Child sexual abuse within the family, previously ignored as a social problem, was also being addressed by the NSPCC, though it was not publicised in the same way as physical abuse and neglect cases. Corby et al (2012: 29) argue that this response ‘reflected the general attitude to the issue, which was akin to a conspiracy of silence’. Nonetheless, pressure from the NSPCC and the National Vigilance Association did help to pave the way for the introduction of the Punishment of Incest Act 1908. While the impact of this legislation may have been limited, incest was now officially recognised as a crime and this at least ‘created the potential for more effective intervention’ (Corby et al, 2012: 29). Concerns about the sexual exploitation of children outside the family were more publicly acknowledged and became the subject of public debate and controversy on a number of occasions. Early feminist and ‘social purity’ campaigners, for example, highlighted how working-class girls were trapped into prostitution (Kitzinger, 2004: 33). In 1885, public opinion was scandalised by the publication of a series of salacious articles in the Pall Mall Gazette, describing the sale of young girls for sexual services, under headings such as ‘Confessionals of a Brothel-Keeper’ (Kitzinger, 2004). The newspaper was subsequently banned by major newsagents and the government came under considerable pressure to raise the age of consent. Following a mass demonstration in Hyde Park in London, and amidst fears of national riots, the Criminal Law Amendment Act was passed, raising the age of consent to 16.
■ ■ ■ ■ ■ ■ ■
* [Tasks for this exercise]:
[a] Translate this sentence from the passage on early responses to child sexual abuse into Spanish: "The newspaper was subsequently banned by major newsagents and the government came under considerable pressure to raise the age of consent."
[b] Carry the passage on early responses to child sexual abuse forward from its final sentence.

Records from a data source
■ ■ ■ ■ ■ ■ ■
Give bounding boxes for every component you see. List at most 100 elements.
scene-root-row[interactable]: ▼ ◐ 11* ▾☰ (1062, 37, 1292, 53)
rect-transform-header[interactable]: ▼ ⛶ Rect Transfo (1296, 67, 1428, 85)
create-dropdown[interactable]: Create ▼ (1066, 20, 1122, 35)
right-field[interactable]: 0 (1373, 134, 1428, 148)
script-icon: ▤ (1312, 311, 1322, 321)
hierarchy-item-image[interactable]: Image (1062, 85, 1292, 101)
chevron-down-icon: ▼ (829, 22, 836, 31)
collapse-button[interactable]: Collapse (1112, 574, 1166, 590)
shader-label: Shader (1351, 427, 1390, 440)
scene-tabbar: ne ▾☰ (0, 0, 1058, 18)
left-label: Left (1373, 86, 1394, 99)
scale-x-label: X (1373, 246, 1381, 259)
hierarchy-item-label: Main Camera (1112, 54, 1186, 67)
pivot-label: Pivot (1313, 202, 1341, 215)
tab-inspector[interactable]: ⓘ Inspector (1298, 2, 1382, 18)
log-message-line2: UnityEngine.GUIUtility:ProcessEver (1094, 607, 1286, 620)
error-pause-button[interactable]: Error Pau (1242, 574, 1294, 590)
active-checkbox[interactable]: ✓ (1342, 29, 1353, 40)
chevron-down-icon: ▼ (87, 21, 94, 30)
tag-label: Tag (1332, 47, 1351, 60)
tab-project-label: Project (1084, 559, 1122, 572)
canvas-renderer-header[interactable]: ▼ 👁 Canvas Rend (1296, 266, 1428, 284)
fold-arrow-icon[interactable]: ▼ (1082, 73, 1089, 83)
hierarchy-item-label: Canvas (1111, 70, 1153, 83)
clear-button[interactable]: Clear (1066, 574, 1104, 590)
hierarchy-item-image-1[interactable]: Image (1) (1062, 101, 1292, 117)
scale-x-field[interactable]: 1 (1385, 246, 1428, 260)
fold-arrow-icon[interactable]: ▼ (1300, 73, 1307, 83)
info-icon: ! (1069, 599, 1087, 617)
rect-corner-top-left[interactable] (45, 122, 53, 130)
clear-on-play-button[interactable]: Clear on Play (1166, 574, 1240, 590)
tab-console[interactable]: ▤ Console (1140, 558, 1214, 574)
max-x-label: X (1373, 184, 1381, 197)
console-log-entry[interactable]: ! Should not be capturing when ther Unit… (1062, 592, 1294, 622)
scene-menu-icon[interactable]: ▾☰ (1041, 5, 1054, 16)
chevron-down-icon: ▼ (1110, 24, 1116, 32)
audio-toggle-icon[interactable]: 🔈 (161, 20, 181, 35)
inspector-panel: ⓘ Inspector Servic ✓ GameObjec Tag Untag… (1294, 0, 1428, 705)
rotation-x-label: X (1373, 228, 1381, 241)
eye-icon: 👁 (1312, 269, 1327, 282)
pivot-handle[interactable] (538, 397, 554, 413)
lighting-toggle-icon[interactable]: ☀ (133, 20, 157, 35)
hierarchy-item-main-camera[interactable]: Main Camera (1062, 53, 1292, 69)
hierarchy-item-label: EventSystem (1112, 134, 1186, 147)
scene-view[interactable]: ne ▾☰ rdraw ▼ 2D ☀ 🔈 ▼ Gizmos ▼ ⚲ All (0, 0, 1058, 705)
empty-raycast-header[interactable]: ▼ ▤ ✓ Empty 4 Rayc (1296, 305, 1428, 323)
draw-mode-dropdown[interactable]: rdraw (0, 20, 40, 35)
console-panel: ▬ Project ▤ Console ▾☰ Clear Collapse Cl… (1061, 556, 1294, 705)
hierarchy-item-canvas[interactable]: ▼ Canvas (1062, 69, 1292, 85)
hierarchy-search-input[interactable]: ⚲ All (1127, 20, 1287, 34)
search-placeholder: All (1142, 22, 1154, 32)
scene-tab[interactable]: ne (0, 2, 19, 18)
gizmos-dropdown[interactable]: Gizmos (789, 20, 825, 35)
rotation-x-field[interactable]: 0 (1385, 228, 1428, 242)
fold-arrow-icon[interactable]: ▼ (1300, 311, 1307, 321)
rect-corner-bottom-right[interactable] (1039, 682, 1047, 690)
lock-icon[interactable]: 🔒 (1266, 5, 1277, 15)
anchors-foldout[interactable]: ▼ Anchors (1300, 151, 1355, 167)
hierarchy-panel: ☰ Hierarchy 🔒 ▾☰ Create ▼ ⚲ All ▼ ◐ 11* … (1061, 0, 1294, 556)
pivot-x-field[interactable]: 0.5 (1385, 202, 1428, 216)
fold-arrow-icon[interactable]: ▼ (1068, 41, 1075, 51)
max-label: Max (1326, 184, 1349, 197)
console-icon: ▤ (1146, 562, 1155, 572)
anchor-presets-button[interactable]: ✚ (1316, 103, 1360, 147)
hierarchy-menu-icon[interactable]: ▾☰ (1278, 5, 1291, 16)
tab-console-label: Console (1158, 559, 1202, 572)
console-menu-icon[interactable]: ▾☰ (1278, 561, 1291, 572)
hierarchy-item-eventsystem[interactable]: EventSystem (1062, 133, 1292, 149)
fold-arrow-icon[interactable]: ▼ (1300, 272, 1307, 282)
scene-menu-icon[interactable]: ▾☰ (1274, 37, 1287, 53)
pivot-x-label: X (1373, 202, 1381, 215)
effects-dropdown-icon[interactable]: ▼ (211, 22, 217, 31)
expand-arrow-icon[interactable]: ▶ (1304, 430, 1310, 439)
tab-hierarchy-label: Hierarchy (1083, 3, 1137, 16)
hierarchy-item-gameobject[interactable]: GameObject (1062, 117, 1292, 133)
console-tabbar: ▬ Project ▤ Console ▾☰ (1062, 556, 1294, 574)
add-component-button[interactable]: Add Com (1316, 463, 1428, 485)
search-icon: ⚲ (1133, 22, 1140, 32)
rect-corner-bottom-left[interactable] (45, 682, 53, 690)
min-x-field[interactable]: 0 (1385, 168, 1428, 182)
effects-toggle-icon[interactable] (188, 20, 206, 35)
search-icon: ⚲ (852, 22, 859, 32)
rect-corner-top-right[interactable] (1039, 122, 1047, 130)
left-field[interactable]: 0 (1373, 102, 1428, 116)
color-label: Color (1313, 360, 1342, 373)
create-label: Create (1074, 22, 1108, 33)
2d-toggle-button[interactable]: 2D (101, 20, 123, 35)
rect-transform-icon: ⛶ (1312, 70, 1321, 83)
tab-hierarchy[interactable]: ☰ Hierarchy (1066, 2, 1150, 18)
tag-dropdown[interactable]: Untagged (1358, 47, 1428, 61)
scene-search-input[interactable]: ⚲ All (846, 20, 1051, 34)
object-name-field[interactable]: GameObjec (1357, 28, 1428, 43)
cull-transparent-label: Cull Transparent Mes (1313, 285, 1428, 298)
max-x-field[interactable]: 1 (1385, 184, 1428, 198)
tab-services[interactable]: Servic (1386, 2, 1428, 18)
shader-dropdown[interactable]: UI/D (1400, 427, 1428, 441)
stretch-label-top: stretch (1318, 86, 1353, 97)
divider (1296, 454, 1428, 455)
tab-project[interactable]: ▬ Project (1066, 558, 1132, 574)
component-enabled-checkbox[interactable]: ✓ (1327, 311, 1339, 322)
■ ■ ■ ■ ■ ■ ■
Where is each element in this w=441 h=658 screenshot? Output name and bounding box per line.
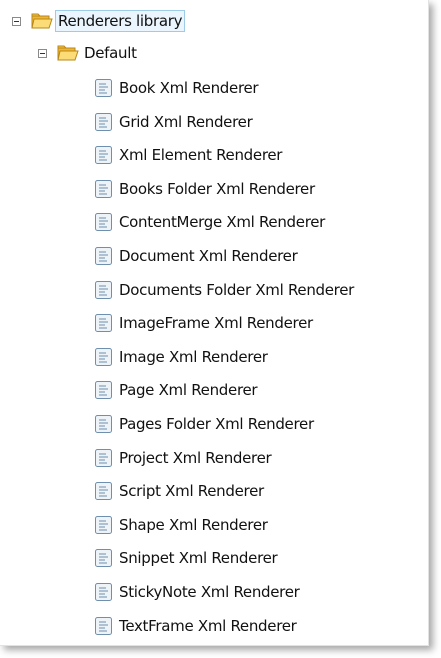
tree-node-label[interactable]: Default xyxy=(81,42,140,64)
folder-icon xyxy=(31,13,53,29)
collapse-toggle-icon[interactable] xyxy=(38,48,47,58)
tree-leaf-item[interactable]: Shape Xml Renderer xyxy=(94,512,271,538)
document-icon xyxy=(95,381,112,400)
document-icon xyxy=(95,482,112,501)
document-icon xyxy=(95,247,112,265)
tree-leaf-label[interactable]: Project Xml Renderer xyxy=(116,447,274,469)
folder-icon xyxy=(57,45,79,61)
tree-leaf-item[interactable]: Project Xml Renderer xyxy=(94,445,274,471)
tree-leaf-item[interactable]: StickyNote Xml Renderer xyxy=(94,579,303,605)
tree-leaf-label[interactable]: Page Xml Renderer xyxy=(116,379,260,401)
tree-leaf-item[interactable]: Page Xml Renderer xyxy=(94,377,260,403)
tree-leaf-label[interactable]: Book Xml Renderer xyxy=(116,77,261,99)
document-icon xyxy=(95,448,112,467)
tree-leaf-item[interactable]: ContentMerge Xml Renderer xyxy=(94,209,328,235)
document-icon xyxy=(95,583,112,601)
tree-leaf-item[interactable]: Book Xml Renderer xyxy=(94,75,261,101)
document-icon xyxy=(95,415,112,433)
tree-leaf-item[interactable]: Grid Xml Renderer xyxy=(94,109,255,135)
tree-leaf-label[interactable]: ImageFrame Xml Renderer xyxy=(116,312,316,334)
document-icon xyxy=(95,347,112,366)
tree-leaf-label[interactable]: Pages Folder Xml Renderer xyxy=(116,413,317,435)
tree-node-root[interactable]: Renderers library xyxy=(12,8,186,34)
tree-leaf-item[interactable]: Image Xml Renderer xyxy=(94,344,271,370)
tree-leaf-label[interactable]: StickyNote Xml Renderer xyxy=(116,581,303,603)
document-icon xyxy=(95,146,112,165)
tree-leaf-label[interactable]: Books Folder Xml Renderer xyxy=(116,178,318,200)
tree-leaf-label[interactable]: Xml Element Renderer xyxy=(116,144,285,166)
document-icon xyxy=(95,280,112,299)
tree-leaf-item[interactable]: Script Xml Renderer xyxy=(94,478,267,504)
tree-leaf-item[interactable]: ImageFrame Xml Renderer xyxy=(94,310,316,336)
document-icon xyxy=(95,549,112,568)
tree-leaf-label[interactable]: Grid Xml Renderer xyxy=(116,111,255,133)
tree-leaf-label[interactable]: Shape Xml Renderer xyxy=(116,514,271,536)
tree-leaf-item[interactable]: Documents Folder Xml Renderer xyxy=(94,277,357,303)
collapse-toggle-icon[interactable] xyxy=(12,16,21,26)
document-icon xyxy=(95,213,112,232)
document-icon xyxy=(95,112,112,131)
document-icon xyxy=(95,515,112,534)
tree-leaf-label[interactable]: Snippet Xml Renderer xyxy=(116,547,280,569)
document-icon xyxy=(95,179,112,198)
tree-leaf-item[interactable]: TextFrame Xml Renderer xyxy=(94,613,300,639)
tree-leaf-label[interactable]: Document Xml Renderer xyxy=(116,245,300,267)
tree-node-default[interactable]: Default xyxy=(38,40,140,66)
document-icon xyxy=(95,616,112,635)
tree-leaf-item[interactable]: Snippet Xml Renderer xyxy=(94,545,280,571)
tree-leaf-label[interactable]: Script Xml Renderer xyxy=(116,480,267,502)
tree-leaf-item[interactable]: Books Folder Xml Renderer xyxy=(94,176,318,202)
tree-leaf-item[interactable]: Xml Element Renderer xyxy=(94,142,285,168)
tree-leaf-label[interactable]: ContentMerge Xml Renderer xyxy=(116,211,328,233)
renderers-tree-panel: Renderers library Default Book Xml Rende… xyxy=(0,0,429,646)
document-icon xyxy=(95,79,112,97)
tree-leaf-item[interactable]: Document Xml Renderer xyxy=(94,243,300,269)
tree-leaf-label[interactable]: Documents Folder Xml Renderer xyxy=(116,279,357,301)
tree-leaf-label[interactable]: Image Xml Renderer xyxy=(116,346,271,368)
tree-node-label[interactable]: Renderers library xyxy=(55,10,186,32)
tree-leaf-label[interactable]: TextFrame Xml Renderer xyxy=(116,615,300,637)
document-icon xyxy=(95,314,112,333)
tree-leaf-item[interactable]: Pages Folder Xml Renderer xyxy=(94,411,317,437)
■ ■ ■ ■ ■ ■ ■
* [Outputs by task]:
[a] Posteriormente, los principales vendedores de prensa prohibieron el periódico, y el gobierno se vio sometido a una presión considerable para elevar la edad de consentimiento.

[b]
As can be seen, there were considerable shifts in thinking about state intervention into family life between 1870 and 1914, largely in response to growing concerns around the welfare of children. However, there was a definite shift in focus away from this issue between the two world wars (Coldrey, 1996; Parton, 2006). A number of possible reasons have been put forward for this, including the decline of the women’s movement following the granting of universal suffrage and changes to the NSPCC, ‘to whom the government was happy to leave the responsibility for child cruelty’, which became more bureaucratic and less campaigning (Parton, 2006: 16). Moreover, Ferguson (2011: 28) argues that the NSPCC stopped publicising information about child deaths in the manner that it had done in the pre-war period because the ‘disclosure of such failures to protect children threatened the authority, optimism and trustworthiness of the child protection system’. By the late 1930s, information about deaths in child protection cases ceased to be made public and had disappeared from view. While there was an upsurge in interest in the welfare of deprived children after the Second World War and a number of significant policy developments (Corby et al 2012: 30-4), it was not until the 1960s that the issue of child abuse again began to enter the public arena as a significant social problem.
The ‘rediscovery’ of child abuse
The ‘rediscovery’ of the problem we now call child abuse began in the USA during the 1960s and is particularly associated with the work of Dr Henry Kempe and his ...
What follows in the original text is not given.